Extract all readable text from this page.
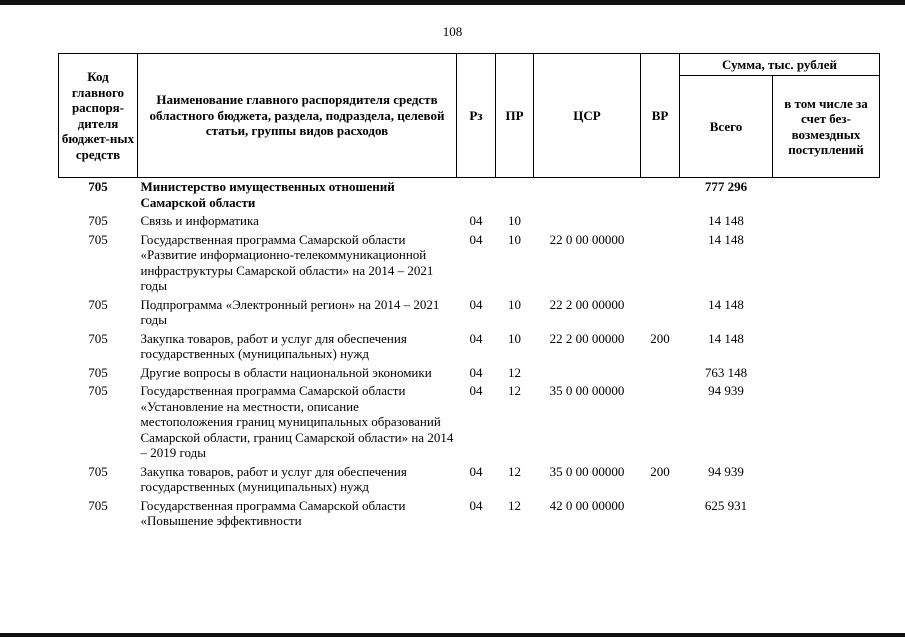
108
Код главного распоря-дителя бюджет-ных средств	Наименование главного распорядителя средств областного бюджета, раздела, подраздела, целевой статьи, группы видов расходов	Рз	ПР	ЦСР	ВР	Сумма, тыс. рублей	
						Всего	в том числе за счет без-возмездных поступлений
705	Министерство имущественных отношений Самарской области					777 296	
705	Связь и информатика	04	10			14 148	
705	Государственная программа Самарской области «Развитие информационно-телекоммуникационной инфраструктуры Самарской области» на 2014 – 2021 годы	04	10	22 0 00 00000		14 148	
705	Подпрограмма «Электронный регион» на 2014 – 2021 годы	04	10	22 2 00 00000		14 148	
705	Закупка товаров, работ и услуг для обеспечения государственных (муниципальных) нужд	04	10	22 2 00 00000	200	14 148	
705	Другие вопросы в области национальной экономики	04	12			763 148	
705	Государственная программа Самарской области «Установление на местности, описание местоположения границ муниципальных образований Самарской области, границ Самарской области» на 2014 – 2019 годы	04	12	35 0 00 00000		94 939	
705	Закупка товаров, работ и услуг для обеспечения государственных (муниципальных) нужд	04	12	35 0 00 00000	200	94 939	
705	Государственная программа Самарской области «Повышение эффективности	04	12	42 0 00 00000		625 931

● ● ● ● ● ● ●

WHAT TO DO: Make an exact copy of the records above, with the pictures left out.

SOLUTION TO THIS TASK:
Extract all readable text from this page.
108
Код главного распоря-дителя бюджет-ных средств	Наименование главного распорядителя средств областного бюджета, раздела, подраздела, целевой статьи, группы видов расходов	Рз	ПР	ЦСР	ВР	Сумма, тыс. рублей	
						Всего	в том числе за счет без-возмездных поступлений
705	Министерство имущественных отношений Самарской области					777 296	
705	Связь и информатика	04	10			14 148	
705	Государственная программа Самарской области «Развитие информационно-телекоммуникационной инфраструктуры Самарской области» на 2014 – 2021 годы	04	10	22 0 00 00000		14 148	
705	Подпрограмма «Электронный регион» на 2014 – 2021 годы	04	10	22 2 00 00000		14 148	
705	Закупка товаров, работ и услуг для обеспечения государственных (муниципальных) нужд	04	10	22 2 00 00000	200	14 148	
705	Другие вопросы в области национальной экономики	04	12			763 148	
705	Государственная программа Самарской области «Установление на местности, описание местоположения границ муниципальных образований Самарской области, границ Самарской области» на 2014 – 2019 годы	04	12	35 0 00 00000		94 939	
705	Закупка товаров, работ и услуг для обеспечения государственных (муниципальных) нужд	04	12	35 0 00 00000	200	94 939	
705	Государственная программа Самарской области «Повышение эффективности	04	12	42 0 00 00000		625 931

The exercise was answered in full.